§ **The task**
Copy every record exactly, and keep the pictures out.
-----
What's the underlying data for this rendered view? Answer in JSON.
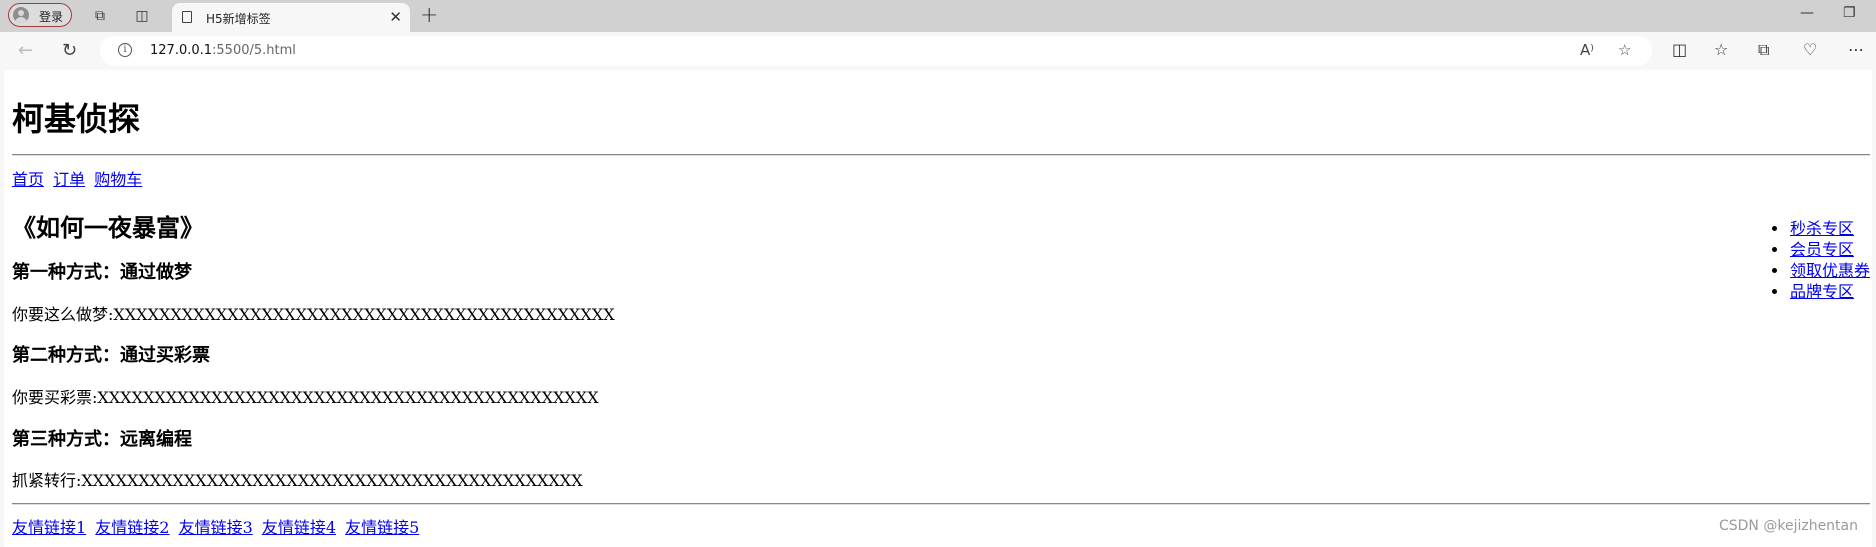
{
  "browser": {
    "profile_label": "登录",
    "tab_title": "H5新增标签",
    "url_host": "127.0.0.1",
    "url_rest": ":5500/5.html"
  },
  "page": {
    "site_title": "柯基侦探",
    "nav": [
      "首页",
      "订单",
      "购物车"
    ],
    "article_title": "《如何一夜暴富》",
    "sections": [
      {
        "heading": "第一种方式：通过做梦",
        "text": "你要这么做梦:XXXXXXXXXXXXXXXXXXXXXXXXXXXXXXXXXXXXXXXXXXXX"
      },
      {
        "heading": "第二种方式：通过买彩票",
        "text": "你要买彩票:XXXXXXXXXXXXXXXXXXXXXXXXXXXXXXXXXXXXXXXXXXXX"
      },
      {
        "heading": "第三种方式：远离编程",
        "text": "抓紧转行:XXXXXXXXXXXXXXXXXXXXXXXXXXXXXXXXXXXXXXXXXXXX"
      }
    ],
    "sidebar": [
      "秒杀专区",
      "会员专区",
      "领取优惠券",
      "品牌专区"
    ],
    "friend_links": [
      "友情链接1",
      "友情链接2",
      "友情链接3",
      "友情链接4",
      "友情链接5"
    ],
    "watermark": "CSDN @kejizhentan"
  }
}
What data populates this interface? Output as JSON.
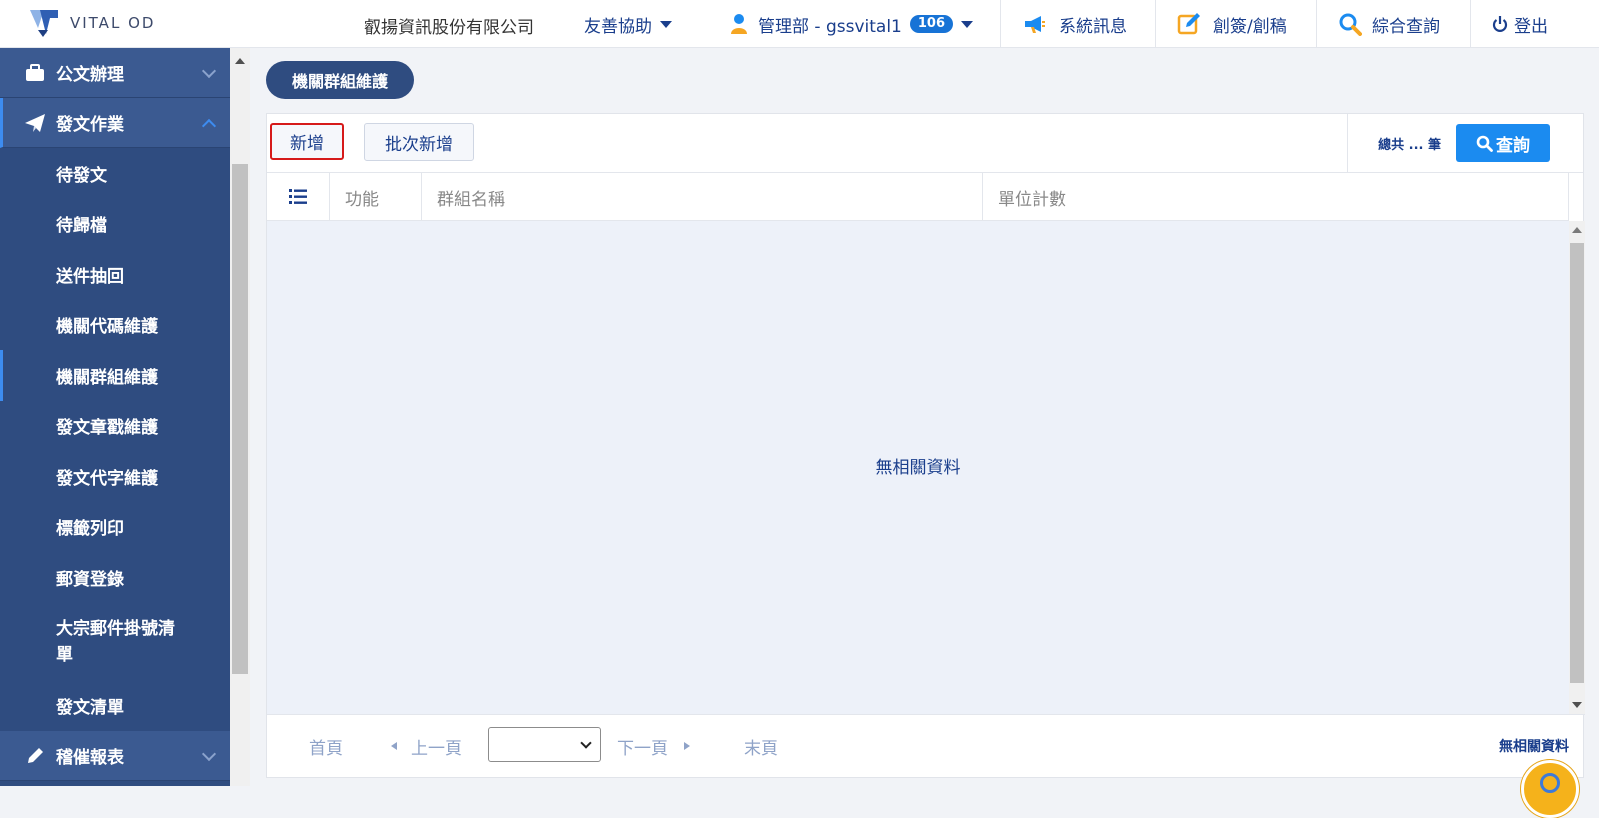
{
  "header": {
    "logo_text": "VITAL OD",
    "company": "叡揚資訊股份有限公司",
    "help": "友善協助",
    "user": "管理部 - gssvital1",
    "user_badge": "106",
    "messages": "系統訊息",
    "compose": "創簽/創稿",
    "search": "綜合查詢",
    "logout": "登出"
  },
  "sidebar": {
    "sections": [
      {
        "label": "公文辦理"
      },
      {
        "label": "發文作業"
      },
      {
        "label": "稽催報表"
      }
    ],
    "items": [
      {
        "label": "待發文"
      },
      {
        "label": "待歸檔"
      },
      {
        "label": "送件抽回"
      },
      {
        "label": "機關代碼維護"
      },
      {
        "label": "機關群組維護"
      },
      {
        "label": "發文章戳維護"
      },
      {
        "label": "發文代字維護"
      },
      {
        "label": "標籤列印"
      },
      {
        "label": "郵資登錄"
      },
      {
        "label": "大宗郵件掛號清單"
      },
      {
        "label": "發文清單"
      }
    ]
  },
  "page": {
    "title": "機關群組維護"
  },
  "toolbar": {
    "add": "新增",
    "batch_add": "批次新增",
    "total": "總共 ... 筆",
    "query": "查詢"
  },
  "table": {
    "columns": [
      "功能",
      "群組名稱",
      "單位計數"
    ],
    "empty": "無相關資料"
  },
  "pager": {
    "first": "首頁",
    "prev": "上一頁",
    "next": "下一頁",
    "last": "末頁",
    "status": "無相關資料",
    "selected_page": ""
  },
  "colors": {
    "sidebar": "#2f4c80",
    "accent": "#1b8bf0",
    "highlight": "#d61a1a",
    "brand_text": "#1a3e8c"
  }
}
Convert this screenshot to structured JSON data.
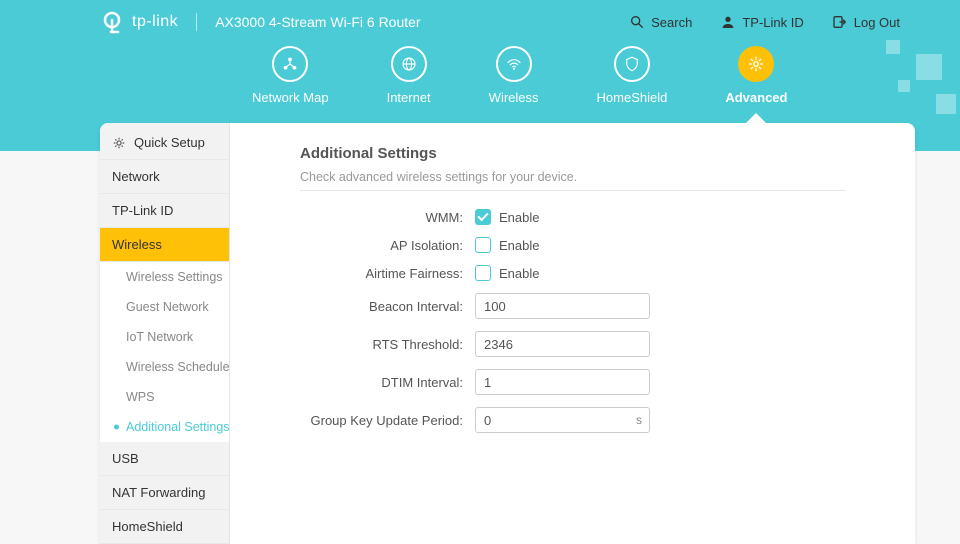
{
  "brand": "tp-link",
  "product": "AX3000 4-Stream Wi-Fi 6 Router",
  "actions": {
    "search": "Search",
    "tplink_id": "TP-Link ID",
    "logout": "Log Out"
  },
  "nav": [
    {
      "label": "Network Map",
      "icon": "network-map-icon"
    },
    {
      "label": "Internet",
      "icon": "globe-icon"
    },
    {
      "label": "Wireless",
      "icon": "wifi-icon"
    },
    {
      "label": "HomeShield",
      "icon": "shield-icon"
    },
    {
      "label": "Advanced",
      "icon": "gear-icon"
    }
  ],
  "sidebar": {
    "quick_setup": "Quick Setup",
    "items": [
      "Network",
      "TP-Link ID",
      "Wireless",
      "USB",
      "NAT Forwarding",
      "HomeShield"
    ],
    "wireless_sub": [
      "Wireless Settings",
      "Guest Network",
      "IoT Network",
      "Wireless Schedule",
      "WPS",
      "Additional Settings"
    ]
  },
  "content": {
    "title": "Additional Settings",
    "desc": "Check advanced wireless settings for your device.",
    "labels": {
      "wmm": "WMM:",
      "ap_isolation": "AP Isolation:",
      "airtime_fairness": "Airtime Fairness:",
      "beacon_interval": "Beacon Interval:",
      "rts_threshold": "RTS Threshold:",
      "dtim_interval": "DTIM Interval:",
      "group_key": "Group Key Update Period:",
      "enable": "Enable"
    },
    "values": {
      "wmm": true,
      "ap_isolation": false,
      "airtime_fairness": false,
      "beacon_interval": "100",
      "rts_threshold": "2346",
      "dtim_interval": "1",
      "group_key": "0",
      "group_key_unit": "s"
    }
  }
}
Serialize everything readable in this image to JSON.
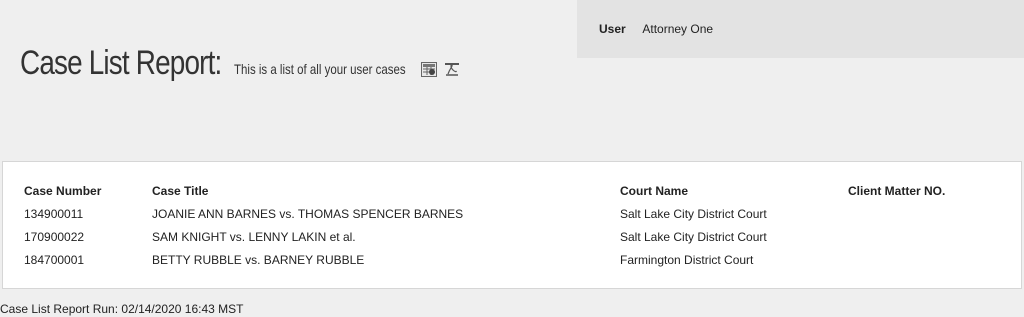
{
  "user_panel": {
    "label": "User",
    "value": "Attorney One"
  },
  "header": {
    "title": "Case List Report:",
    "subtitle": "This is a list of all your user cases",
    "icons": [
      "spreadsheet-export-icon",
      "pdf-export-icon"
    ]
  },
  "table": {
    "columns": [
      "Case Number",
      "Case Title",
      "Court Name",
      "Client Matter NO."
    ],
    "rows": [
      {
        "case_number": "134900011",
        "case_title": "JOANIE ANN BARNES vs. THOMAS SPENCER BARNES",
        "court_name": "Salt Lake City District Court",
        "client_matter": ""
      },
      {
        "case_number": "170900022",
        "case_title": "SAM KNIGHT vs. LENNY LAKIN et al.",
        "court_name": "Salt Lake City District Court",
        "client_matter": ""
      },
      {
        "case_number": "184700001",
        "case_title": "BETTY RUBBLE vs. BARNEY RUBBLE",
        "court_name": "Farmington District Court",
        "client_matter": ""
      }
    ]
  },
  "footer": {
    "run_text": "Case List Report Run: 02/14/2020 16:43 MST"
  }
}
-----
§ **The solution**
What's the underlying data for this rendered view? Answer in JSON.
{
  "browser": {
    "profile_label": "登录",
    "tab_title": "H5新增标签",
    "url_host": "127.0.0.1",
    "url_rest": ":5500/5.html"
  },
  "page": {
    "site_title": "柯基侦探",
    "nav": [
      "首页",
      "订单",
      "购物车"
    ],
    "article_title": "《如何一夜暴富》",
    "sections": [
      {
        "heading": "第一种方式：通过做梦",
        "text": "你要这么做梦:XXXXXXXXXXXXXXXXXXXXXXXXXXXXXXXXXXXXXXXXXXXX"
      },
      {
        "heading": "第二种方式：通过买彩票",
        "text": "你要买彩票:XXXXXXXXXXXXXXXXXXXXXXXXXXXXXXXXXXXXXXXXXXXX"
      },
      {
        "heading": "第三种方式：远离编程",
        "text": "抓紧转行:XXXXXXXXXXXXXXXXXXXXXXXXXXXXXXXXXXXXXXXXXXXX"
      }
    ],
    "sidebar": [
      "秒杀专区",
      "会员专区",
      "领取优惠券",
      "品牌专区"
    ],
    "friend_links": [
      "友情链接1",
      "友情链接2",
      "友情链接3",
      "友情链接4",
      "友情链接5"
    ],
    "watermark": "CSDN @kejizhentan"
  }
}
What data populates this interface? Output as JSON.
{
  "header": {
    "logo_text": "VITAL OD",
    "company": "叡揚資訊股份有限公司",
    "help": "友善協助",
    "user": "管理部 - gssvital1",
    "user_badge": "106",
    "messages": "系統訊息",
    "compose": "創簽/創稿",
    "search": "綜合查詢",
    "logout": "登出"
  },
  "sidebar": {
    "sections": [
      {
        "label": "公文辦理"
      },
      {
        "label": "發文作業"
      },
      {
        "label": "稽催報表"
      }
    ],
    "items": [
      {
        "label": "待發文"
      },
      {
        "label": "待歸檔"
      },
      {
        "label": "送件抽回"
      },
      {
        "label": "機關代碼維護"
      },
      {
        "label": "機關群組維護"
      },
      {
        "label": "發文章戳維護"
      },
      {
        "label": "發文代字維護"
      },
      {
        "label": "標籤列印"
      },
      {
        "label": "郵資登錄"
      },
      {
        "label": "大宗郵件掛號清單"
      },
      {
        "label": "發文清單"
      }
    ]
  },
  "page": {
    "title": "機關群組維護"
  },
  "toolbar": {
    "add": "新增",
    "batch_add": "批次新增",
    "total": "總共 ... 筆",
    "query": "查詢"
  },
  "table": {
    "columns": [
      "功能",
      "群組名稱",
      "單位計數"
    ],
    "empty": "無相關資料"
  },
  "pager": {
    "first": "首頁",
    "prev": "上一頁",
    "next": "下一頁",
    "last": "末頁",
    "status": "無相關資料",
    "selected_page": ""
  },
  "colors": {
    "sidebar": "#2f4c80",
    "accent": "#1b8bf0",
    "highlight": "#d61a1a",
    "brand_text": "#1a3e8c"
  }
}
Convert this screenshot to structured JSON data.
{
  "brand": "tp-link",
  "product": "AX3000 4-Stream Wi-Fi 6 Router",
  "actions": {
    "search": "Search",
    "tplink_id": "TP-Link ID",
    "logout": "Log Out"
  },
  "nav": [
    {
      "label": "Network Map",
      "icon": "network-map-icon"
    },
    {
      "label": "Internet",
      "icon": "globe-icon"
    },
    {
      "label": "Wireless",
      "icon": "wifi-icon"
    },
    {
      "label": "HomeShield",
      "icon": "shield-icon"
    },
    {
      "label": "Advanced",
      "icon": "gear-icon"
    }
  ],
  "sidebar": {
    "quick_setup": "Quick Setup",
    "items": [
      "Network",
      "TP-Link ID",
      "Wireless",
      "USB",
      "NAT Forwarding",
      "HomeShield"
    ],
    "wireless_sub": [
      "Wireless Settings",
      "Guest Network",
      "IoT Network",
      "Wireless Schedule",
      "WPS",
      "Additional Settings"
    ]
  },
  "content": {
    "title": "Additional Settings",
    "desc": "Check advanced wireless settings for your device.",
    "labels": {
      "wmm": "WMM:",
      "ap_isolation": "AP Isolation:",
      "airtime_fairness": "Airtime Fairness:",
      "beacon_interval": "Beacon Interval:",
      "rts_threshold": "RTS Threshold:",
      "dtim_interval": "DTIM Interval:",
      "group_key": "Group Key Update Period:",
      "enable": "Enable"
    },
    "values": {
      "wmm": true,
      "ap_isolation": false,
      "airtime_fairness": false,
      "beacon_interval": "100",
      "rts_threshold": "2346",
      "dtim_interval": "1",
      "group_key": "0",
      "group_key_unit": "s"
    }
  }
}
Serialize everything readable in this image to JSON.
{
  "user_panel": {
    "label": "User",
    "value": "Attorney One"
  },
  "header": {
    "title": "Case List Report:",
    "subtitle": "This is a list of all your user cases",
    "icons": [
      "spreadsheet-export-icon",
      "pdf-export-icon"
    ]
  },
  "table": {
    "columns": [
      "Case Number",
      "Case Title",
      "Court Name",
      "Client Matter NO."
    ],
    "rows": [
      {
        "case_number": "134900011",
        "case_title": "JOANIE ANN BARNES vs. THOMAS SPENCER BARNES",
        "court_name": "Salt Lake City District Court",
        "client_matter": ""
      },
      {
        "case_number": "170900022",
        "case_title": "SAM KNIGHT vs. LENNY LAKIN et al.",
        "court_name": "Salt Lake City District Court",
        "client_matter": ""
      },
      {
        "case_number": "184700001",
        "case_title": "BETTY RUBBLE vs. BARNEY RUBBLE",
        "court_name": "Farmington District Court",
        "client_matter": ""
      }
    ]
  },
  "footer": {
    "run_text": "Case List Report Run: 02/14/2020 16:43 MST"
  }
}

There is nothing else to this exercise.